* BEGIN SUPPLIED ENTRIES *
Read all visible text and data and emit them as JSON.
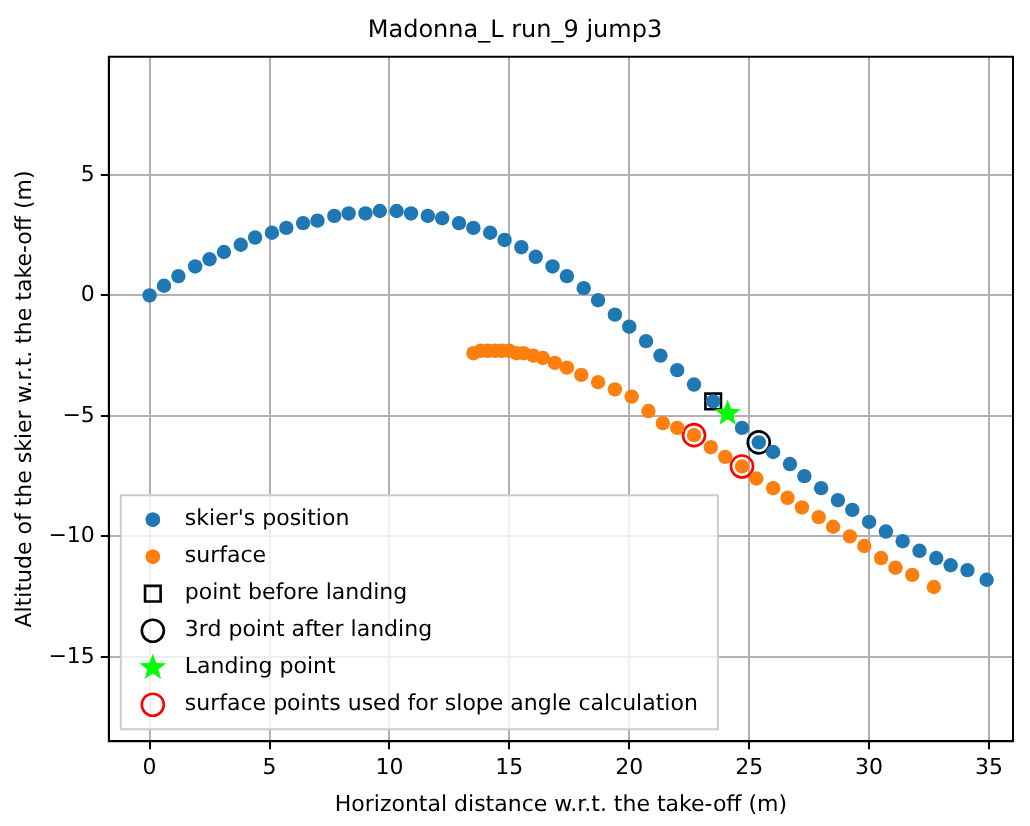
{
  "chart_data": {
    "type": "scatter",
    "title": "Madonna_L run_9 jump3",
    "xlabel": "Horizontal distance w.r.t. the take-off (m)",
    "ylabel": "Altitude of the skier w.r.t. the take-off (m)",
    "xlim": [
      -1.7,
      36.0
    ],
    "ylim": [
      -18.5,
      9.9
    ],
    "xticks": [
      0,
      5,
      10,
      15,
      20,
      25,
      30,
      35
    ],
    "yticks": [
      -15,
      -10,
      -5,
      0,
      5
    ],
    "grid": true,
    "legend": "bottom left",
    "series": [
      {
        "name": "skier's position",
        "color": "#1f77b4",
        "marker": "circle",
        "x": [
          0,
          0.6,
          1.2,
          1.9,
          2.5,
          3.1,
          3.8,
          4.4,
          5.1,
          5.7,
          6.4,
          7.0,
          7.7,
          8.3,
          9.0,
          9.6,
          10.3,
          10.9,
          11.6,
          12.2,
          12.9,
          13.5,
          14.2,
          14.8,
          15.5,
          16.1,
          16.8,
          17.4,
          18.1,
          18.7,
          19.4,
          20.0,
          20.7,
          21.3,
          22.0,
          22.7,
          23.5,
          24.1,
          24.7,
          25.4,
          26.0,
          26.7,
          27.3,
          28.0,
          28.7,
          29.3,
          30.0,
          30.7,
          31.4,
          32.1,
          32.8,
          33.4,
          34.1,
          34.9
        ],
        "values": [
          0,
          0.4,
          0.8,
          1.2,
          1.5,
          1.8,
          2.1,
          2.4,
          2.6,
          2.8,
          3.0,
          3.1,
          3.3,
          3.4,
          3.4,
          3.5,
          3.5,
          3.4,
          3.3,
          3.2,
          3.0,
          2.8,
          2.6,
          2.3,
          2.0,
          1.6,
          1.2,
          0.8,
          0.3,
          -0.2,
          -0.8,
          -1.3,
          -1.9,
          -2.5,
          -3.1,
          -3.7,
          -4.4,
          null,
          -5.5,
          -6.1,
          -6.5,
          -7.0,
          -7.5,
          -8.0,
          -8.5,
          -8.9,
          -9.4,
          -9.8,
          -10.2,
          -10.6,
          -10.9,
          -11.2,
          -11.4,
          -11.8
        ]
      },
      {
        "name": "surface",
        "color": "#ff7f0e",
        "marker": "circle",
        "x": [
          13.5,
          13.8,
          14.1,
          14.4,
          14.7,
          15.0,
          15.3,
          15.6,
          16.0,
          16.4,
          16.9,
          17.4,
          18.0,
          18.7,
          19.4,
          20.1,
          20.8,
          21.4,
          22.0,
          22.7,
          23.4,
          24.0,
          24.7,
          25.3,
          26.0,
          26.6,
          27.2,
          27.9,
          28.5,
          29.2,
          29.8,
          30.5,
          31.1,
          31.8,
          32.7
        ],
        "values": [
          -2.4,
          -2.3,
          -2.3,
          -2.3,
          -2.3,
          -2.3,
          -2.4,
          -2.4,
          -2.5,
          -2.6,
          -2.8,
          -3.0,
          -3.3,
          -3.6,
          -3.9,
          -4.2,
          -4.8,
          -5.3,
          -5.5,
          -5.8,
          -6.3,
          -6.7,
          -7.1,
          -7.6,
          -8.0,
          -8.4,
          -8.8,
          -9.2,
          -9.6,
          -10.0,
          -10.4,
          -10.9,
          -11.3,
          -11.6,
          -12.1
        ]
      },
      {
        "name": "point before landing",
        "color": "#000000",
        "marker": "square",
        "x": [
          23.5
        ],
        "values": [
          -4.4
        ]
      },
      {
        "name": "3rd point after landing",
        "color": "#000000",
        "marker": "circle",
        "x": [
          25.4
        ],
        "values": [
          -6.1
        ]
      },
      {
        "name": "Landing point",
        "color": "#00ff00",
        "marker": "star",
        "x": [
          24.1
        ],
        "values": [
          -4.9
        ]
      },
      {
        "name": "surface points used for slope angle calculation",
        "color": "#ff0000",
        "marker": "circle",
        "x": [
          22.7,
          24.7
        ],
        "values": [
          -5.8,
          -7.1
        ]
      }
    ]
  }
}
* END SUPPLIED ENTRIES *
▶ _CHALLENGE_: Produce an exact copy of each line of data, skipping embedded images.

▶ _FINAL RESULT_:
Read all visible text and data and emit them as JSON.
{
  "chart_data": {
    "type": "scatter",
    "title": "Madonna_L run_9 jump3",
    "xlabel": "Horizontal distance w.r.t. the take-off (m)",
    "ylabel": "Altitude of the skier w.r.t. the take-off (m)",
    "xlim": [
      -1.7,
      36.0
    ],
    "ylim": [
      -18.5,
      9.9
    ],
    "xticks": [
      0,
      5,
      10,
      15,
      20,
      25,
      30,
      35
    ],
    "yticks": [
      -15,
      -10,
      -5,
      0,
      5
    ],
    "grid": true,
    "legend": "bottom left",
    "series": [
      {
        "name": "skier's position",
        "color": "#1f77b4",
        "marker": "circle",
        "x": [
          0,
          0.6,
          1.2,
          1.9,
          2.5,
          3.1,
          3.8,
          4.4,
          5.1,
          5.7,
          6.4,
          7.0,
          7.7,
          8.3,
          9.0,
          9.6,
          10.3,
          10.9,
          11.6,
          12.2,
          12.9,
          13.5,
          14.2,
          14.8,
          15.5,
          16.1,
          16.8,
          17.4,
          18.1,
          18.7,
          19.4,
          20.0,
          20.7,
          21.3,
          22.0,
          22.7,
          23.5,
          24.1,
          24.7,
          25.4,
          26.0,
          26.7,
          27.3,
          28.0,
          28.7,
          29.3,
          30.0,
          30.7,
          31.4,
          32.1,
          32.8,
          33.4,
          34.1,
          34.9
        ],
        "values": [
          0,
          0.4,
          0.8,
          1.2,
          1.5,
          1.8,
          2.1,
          2.4,
          2.6,
          2.8,
          3.0,
          3.1,
          3.3,
          3.4,
          3.4,
          3.5,
          3.5,
          3.4,
          3.3,
          3.2,
          3.0,
          2.8,
          2.6,
          2.3,
          2.0,
          1.6,
          1.2,
          0.8,
          0.3,
          -0.2,
          -0.8,
          -1.3,
          -1.9,
          -2.5,
          -3.1,
          -3.7,
          -4.4,
          null,
          -5.5,
          -6.1,
          -6.5,
          -7.0,
          -7.5,
          -8.0,
          -8.5,
          -8.9,
          -9.4,
          -9.8,
          -10.2,
          -10.6,
          -10.9,
          -11.2,
          -11.4,
          -11.8
        ]
      },
      {
        "name": "surface",
        "color": "#ff7f0e",
        "marker": "circle",
        "x": [
          13.5,
          13.8,
          14.1,
          14.4,
          14.7,
          15.0,
          15.3,
          15.6,
          16.0,
          16.4,
          16.9,
          17.4,
          18.0,
          18.7,
          19.4,
          20.1,
          20.8,
          21.4,
          22.0,
          22.7,
          23.4,
          24.0,
          24.7,
          25.3,
          26.0,
          26.6,
          27.2,
          27.9,
          28.5,
          29.2,
          29.8,
          30.5,
          31.1,
          31.8,
          32.7
        ],
        "values": [
          -2.4,
          -2.3,
          -2.3,
          -2.3,
          -2.3,
          -2.3,
          -2.4,
          -2.4,
          -2.5,
          -2.6,
          -2.8,
          -3.0,
          -3.3,
          -3.6,
          -3.9,
          -4.2,
          -4.8,
          -5.3,
          -5.5,
          -5.8,
          -6.3,
          -6.7,
          -7.1,
          -7.6,
          -8.0,
          -8.4,
          -8.8,
          -9.2,
          -9.6,
          -10.0,
          -10.4,
          -10.9,
          -11.3,
          -11.6,
          -12.1
        ]
      },
      {
        "name": "point before landing",
        "color": "#000000",
        "marker": "square",
        "x": [
          23.5
        ],
        "values": [
          -4.4
        ]
      },
      {
        "name": "3rd point after landing",
        "color": "#000000",
        "marker": "circle",
        "x": [
          25.4
        ],
        "values": [
          -6.1
        ]
      },
      {
        "name": "Landing point",
        "color": "#00ff00",
        "marker": "star",
        "x": [
          24.1
        ],
        "values": [
          -4.9
        ]
      },
      {
        "name": "surface points used for slope angle calculation",
        "color": "#ff0000",
        "marker": "circle",
        "x": [
          22.7,
          24.7
        ],
        "values": [
          -5.8,
          -7.1
        ]
      }
    ]
  }
}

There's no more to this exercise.